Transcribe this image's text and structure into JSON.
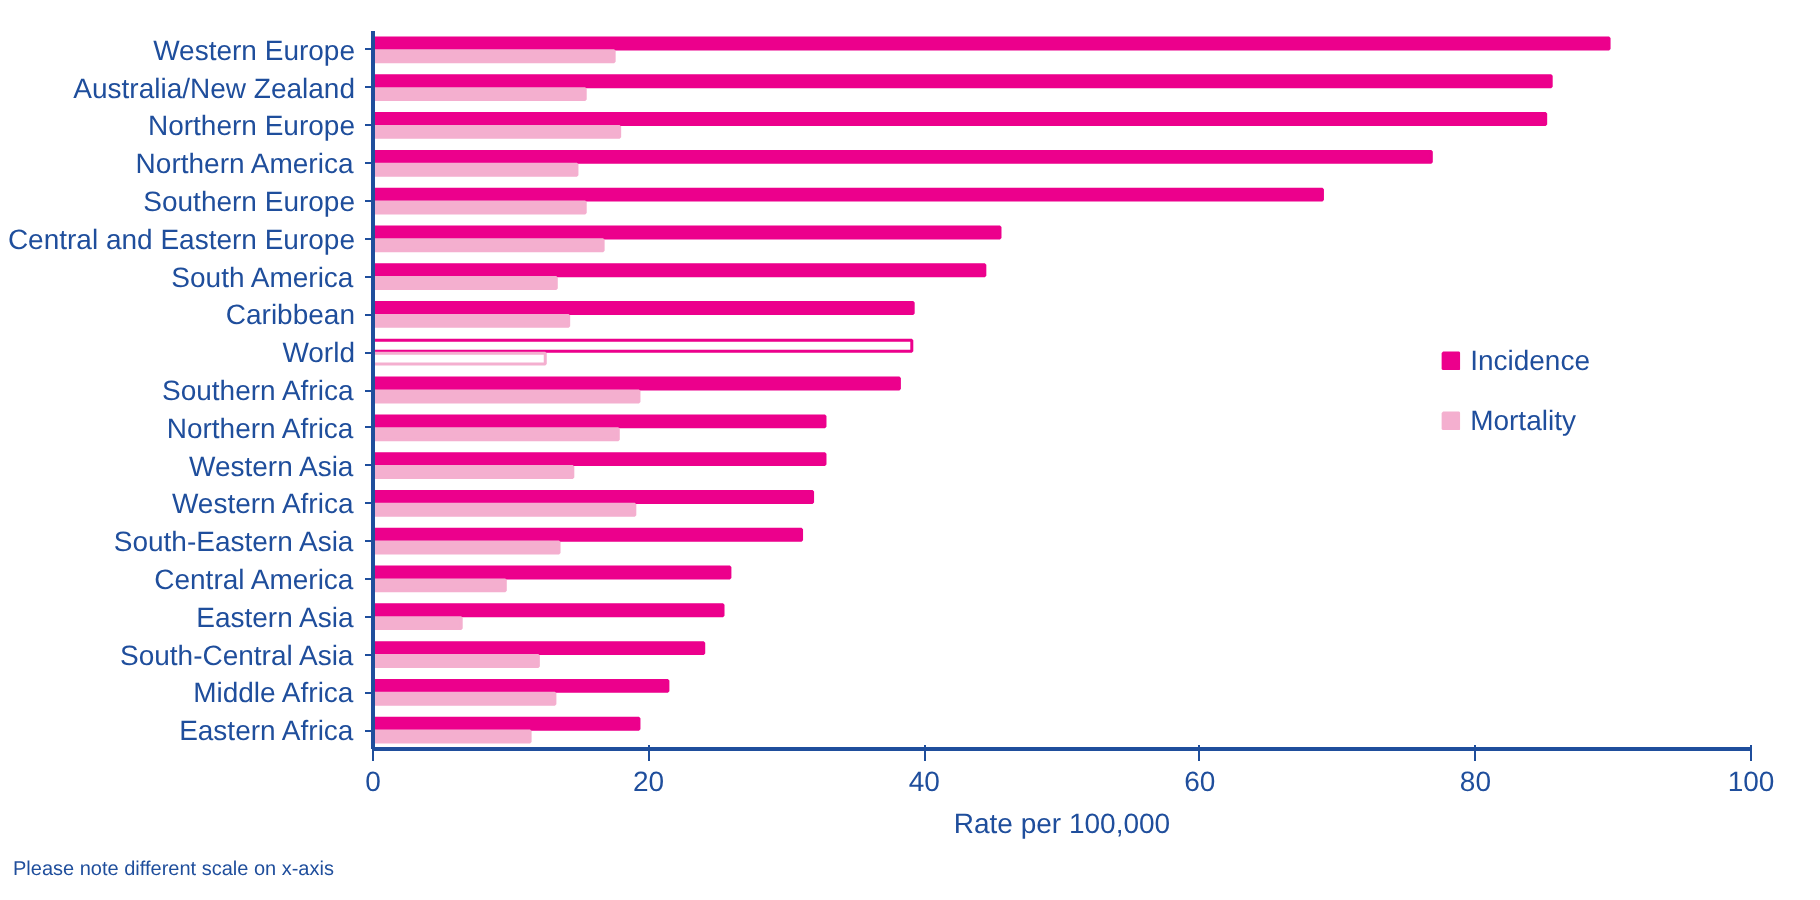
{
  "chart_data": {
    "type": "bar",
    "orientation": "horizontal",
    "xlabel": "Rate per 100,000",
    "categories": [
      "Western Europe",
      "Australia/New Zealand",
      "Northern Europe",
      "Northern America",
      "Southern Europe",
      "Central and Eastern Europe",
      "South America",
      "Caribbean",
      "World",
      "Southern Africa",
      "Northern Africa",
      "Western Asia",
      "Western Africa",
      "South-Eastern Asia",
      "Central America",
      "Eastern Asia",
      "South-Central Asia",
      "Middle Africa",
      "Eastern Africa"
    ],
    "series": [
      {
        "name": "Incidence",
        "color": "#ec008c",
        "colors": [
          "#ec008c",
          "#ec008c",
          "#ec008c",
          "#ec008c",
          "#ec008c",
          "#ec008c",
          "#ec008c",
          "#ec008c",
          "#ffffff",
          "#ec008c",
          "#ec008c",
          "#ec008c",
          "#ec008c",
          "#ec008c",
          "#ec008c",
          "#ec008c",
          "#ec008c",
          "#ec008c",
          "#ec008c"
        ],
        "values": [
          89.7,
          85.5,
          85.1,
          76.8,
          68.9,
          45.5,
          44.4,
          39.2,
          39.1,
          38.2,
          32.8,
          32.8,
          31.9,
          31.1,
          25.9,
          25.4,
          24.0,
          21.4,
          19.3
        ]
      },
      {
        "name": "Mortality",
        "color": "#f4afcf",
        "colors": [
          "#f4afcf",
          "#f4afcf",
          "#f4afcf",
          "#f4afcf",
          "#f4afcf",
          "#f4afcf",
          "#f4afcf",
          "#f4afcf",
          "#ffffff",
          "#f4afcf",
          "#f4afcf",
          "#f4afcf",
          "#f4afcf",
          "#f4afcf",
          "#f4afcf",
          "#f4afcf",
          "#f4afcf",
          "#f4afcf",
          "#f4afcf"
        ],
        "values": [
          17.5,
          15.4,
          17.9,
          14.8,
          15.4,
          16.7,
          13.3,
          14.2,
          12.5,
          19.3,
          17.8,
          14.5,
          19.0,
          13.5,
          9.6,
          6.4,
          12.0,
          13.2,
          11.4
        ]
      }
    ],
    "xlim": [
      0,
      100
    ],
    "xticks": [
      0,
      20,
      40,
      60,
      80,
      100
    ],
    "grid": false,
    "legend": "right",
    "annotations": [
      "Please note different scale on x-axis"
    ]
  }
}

Request: Quote every line of the records above exactly; no picture is to be copied.

Answer:
Transcribe this image's text and structure into JSON.
{
  "chart_data": {
    "type": "bar",
    "orientation": "horizontal",
    "xlabel": "Rate per 100,000",
    "categories": [
      "Western Europe",
      "Australia/New Zealand",
      "Northern Europe",
      "Northern America",
      "Southern Europe",
      "Central and Eastern Europe",
      "South America",
      "Caribbean",
      "World",
      "Southern Africa",
      "Northern Africa",
      "Western Asia",
      "Western Africa",
      "South-Eastern Asia",
      "Central America",
      "Eastern Asia",
      "South-Central Asia",
      "Middle Africa",
      "Eastern Africa"
    ],
    "series": [
      {
        "name": "Incidence",
        "color": "#ec008c",
        "colors": [
          "#ec008c",
          "#ec008c",
          "#ec008c",
          "#ec008c",
          "#ec008c",
          "#ec008c",
          "#ec008c",
          "#ec008c",
          "#ffffff",
          "#ec008c",
          "#ec008c",
          "#ec008c",
          "#ec008c",
          "#ec008c",
          "#ec008c",
          "#ec008c",
          "#ec008c",
          "#ec008c",
          "#ec008c"
        ],
        "values": [
          89.7,
          85.5,
          85.1,
          76.8,
          68.9,
          45.5,
          44.4,
          39.2,
          39.1,
          38.2,
          32.8,
          32.8,
          31.9,
          31.1,
          25.9,
          25.4,
          24.0,
          21.4,
          19.3
        ]
      },
      {
        "name": "Mortality",
        "color": "#f4afcf",
        "colors": [
          "#f4afcf",
          "#f4afcf",
          "#f4afcf",
          "#f4afcf",
          "#f4afcf",
          "#f4afcf",
          "#f4afcf",
          "#f4afcf",
          "#ffffff",
          "#f4afcf",
          "#f4afcf",
          "#f4afcf",
          "#f4afcf",
          "#f4afcf",
          "#f4afcf",
          "#f4afcf",
          "#f4afcf",
          "#f4afcf",
          "#f4afcf"
        ],
        "values": [
          17.5,
          15.4,
          17.9,
          14.8,
          15.4,
          16.7,
          13.3,
          14.2,
          12.5,
          19.3,
          17.8,
          14.5,
          19.0,
          13.5,
          9.6,
          6.4,
          12.0,
          13.2,
          11.4
        ]
      }
    ],
    "xlim": [
      0,
      100
    ],
    "xticks": [
      0,
      20,
      40,
      60,
      80,
      100
    ],
    "grid": false,
    "legend": "right",
    "annotations": [
      "Please note different scale on x-axis"
    ]
  }
}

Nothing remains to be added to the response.